[Saved data entries]
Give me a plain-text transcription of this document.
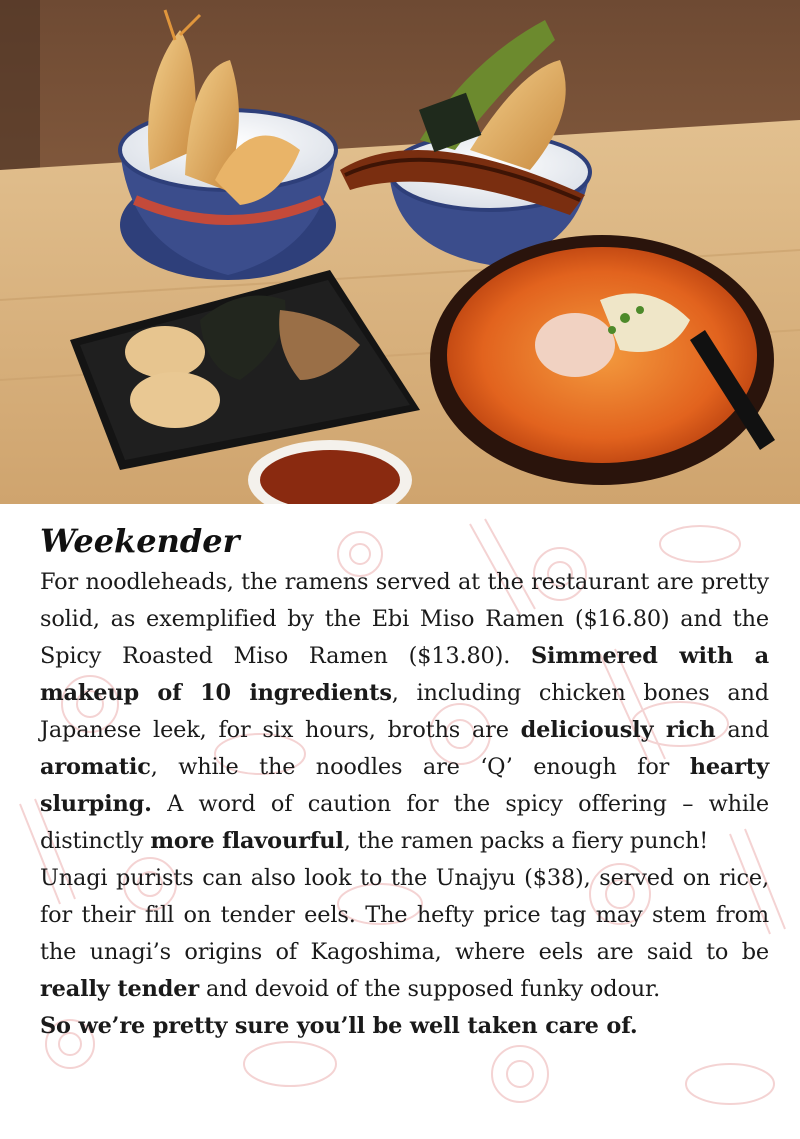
Weekender

For noodleheads, the ramens served at the restaurant are pretty solid, as exemplified by the Ebi Miso Ramen ($16.80) and the Spicy Roasted Miso Ramen ($13.80). Simmered with a makeup of 10 ingredients, including chicken bones and Japanese leek, for six hours, broths are deliciously rich and aromatic, while the noodles are ‘Q’ enough for hearty slurping. A word of caution for the spicy offering – while distinctly more flavourful, the ramen packs a fiery punch!

Unagi purists can also look to the Unajyu ($38), served on rice, for their fill on tender eels. The hefty price tag may stem from the unagi’s origins of Kagoshima, where eels are said to be really tender and devoid of the supposed funky odour.

So we’re pretty sure you’ll be well taken care of.
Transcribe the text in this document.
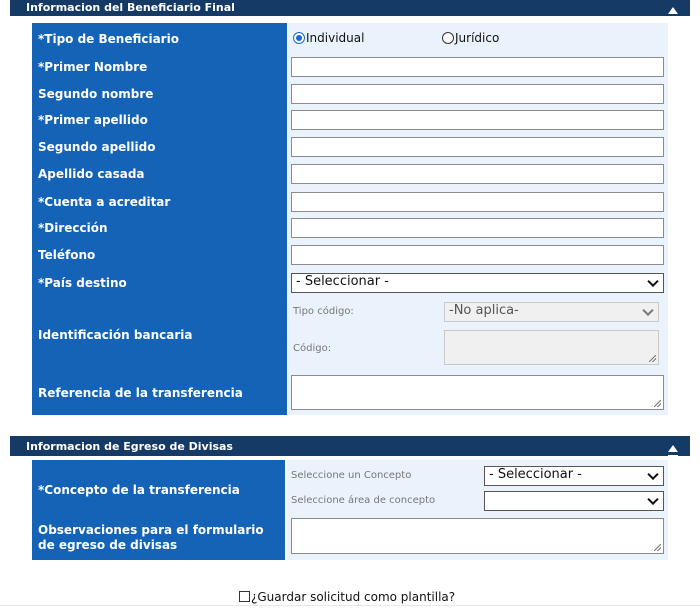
Informacion del Beneficiario Final
*Tipo de Beneficiario	Individual	Jurídico
*Primer Nombre
Segundo nombre
*Primer apellido
Segundo apellido
Apellido casada
*Cuenta a acreditar
*Dirección
Teléfono
*País destino	- Seleccionar -
Identificación bancaria
Tipo código:	-No aplica-
Código:
Referencia de la transferencia
Informacion de Egreso de Divisas
*Concepto de la transferencia
Seleccione un Concepto	- Seleccionar -
Seleccione área de concepto
Observaciones para el formulario
de egreso de divisas
¿Guardar solicitud como plantilla?
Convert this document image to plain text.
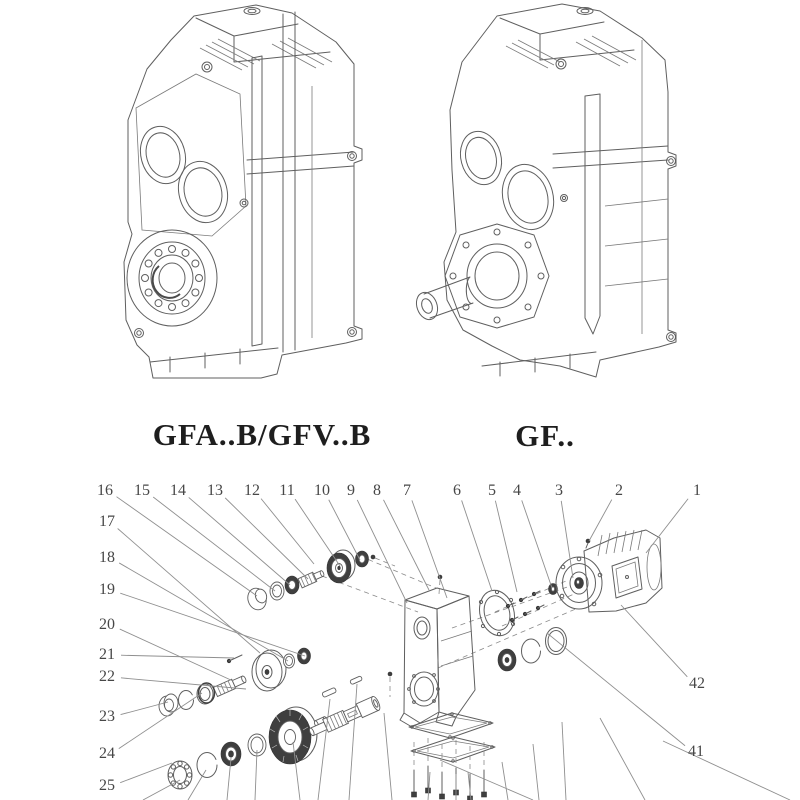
GFA..B/GFV..B	GF..
1
2
3
4
5
6
7
8
9
10
11
12
13
14
15
16
17
18
19
20
21
22
23
24
25
41
42
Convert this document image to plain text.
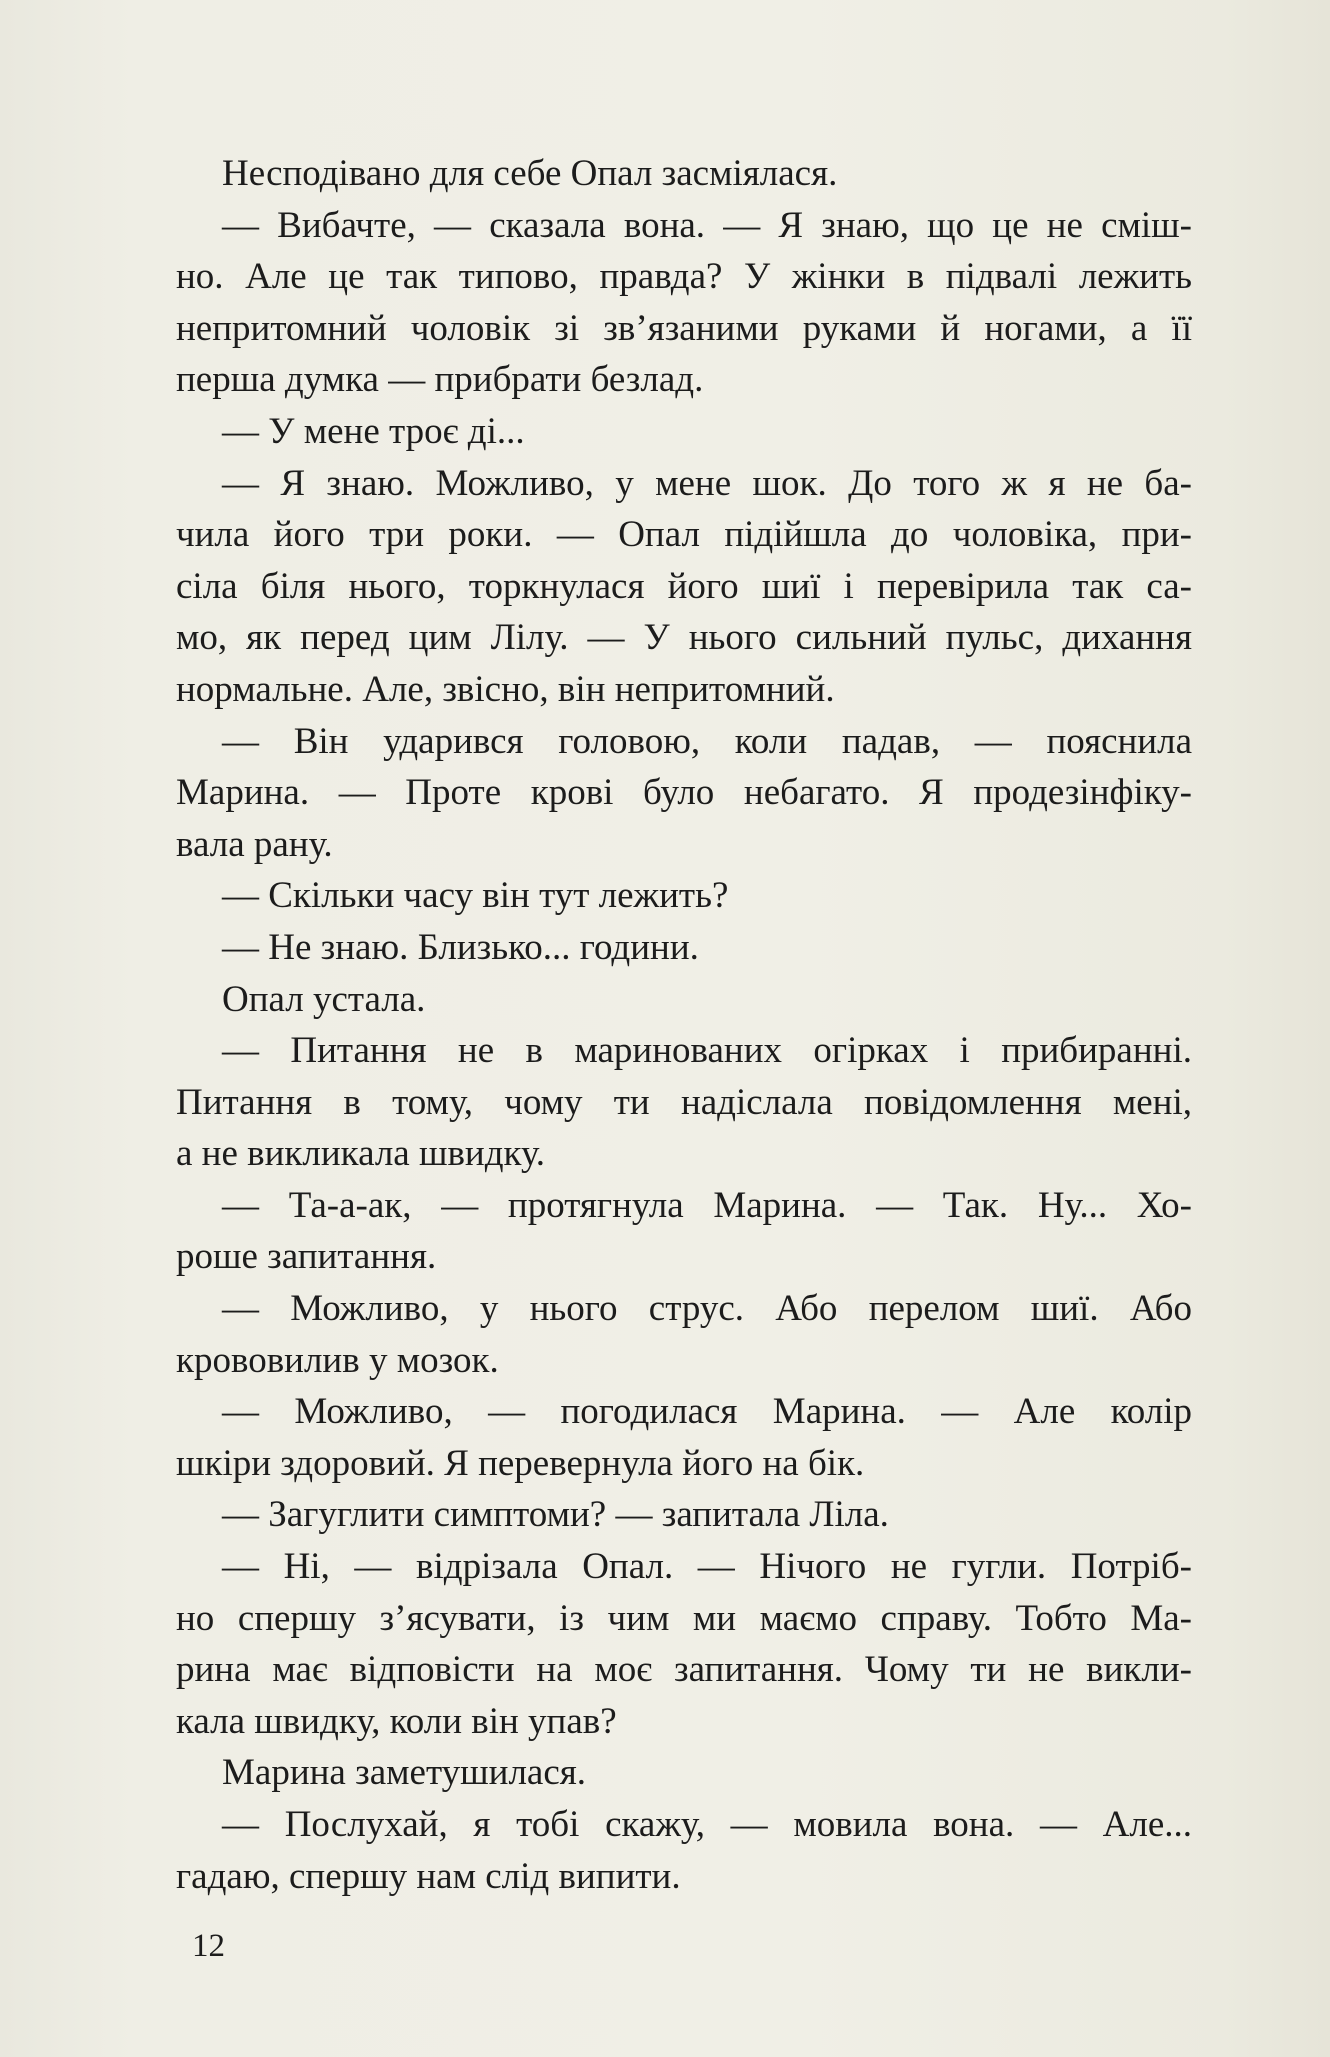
Несподівано для себе Опал засміялася.
— Вибачте, — сказала вона. — Я знаю, що це не сміш-
но. Але це так типово, правда? У жінки в підвалі лежить
непритомний чоловік зі зв’язаними руками й ногами, а її
перша думка — прибрати безлад.
— У мене троє ді...
— Я знаю. Можливо, у мене шок. До того ж я не ба-
чила його три роки. — Опал підійшла до чоловіка, при-
сіла біля нього, торкнулася його шиї і перевірила так са-
мо, як перед цим Лілу. — У нього сильний пульс, дихання
нормальне. Але, звісно, він непритомний.
— Він ударився головою, коли падав, — пояснила
Марина. — Проте крові було небагато. Я продезінфіку-
вала рану.
— Скільки часу він тут лежить?
— Не знаю. Близько... години.
Опал устала.
— Питання не в маринованих огірках і прибиранні.
Питання в тому, чому ти надіслала повідомлення мені,
а не викликала швидку.
— Та-а-ак, — протягнула Марина. — Так. Ну... Хо-
роше запитання.
— Можливо, у нього струс. Або перелом шиї. Або
крововилив у мозок.
— Можливо, — погодилася Марина. — Але колір
шкіри здоровий. Я перевернула його на бік.
— Загуглити симптоми? — запитала Ліла.
— Ні, — відрізала Опал. — Нічого не гугли. Потріб-
но спершу з’ясувати, із чим ми маємо справу. Тобто Ма-
рина має відповісти на моє запитання. Чому ти не викли-
кала швидку, коли він упав?
Марина заметушилася.
— Послухай, я тобі скажу, — мовила вона. — Але...
гадаю, спершу нам слід випити.
12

_Prompt_
Give the number of lines in the listing above that contain "коли", and nothing else.

_Exercise solution_
2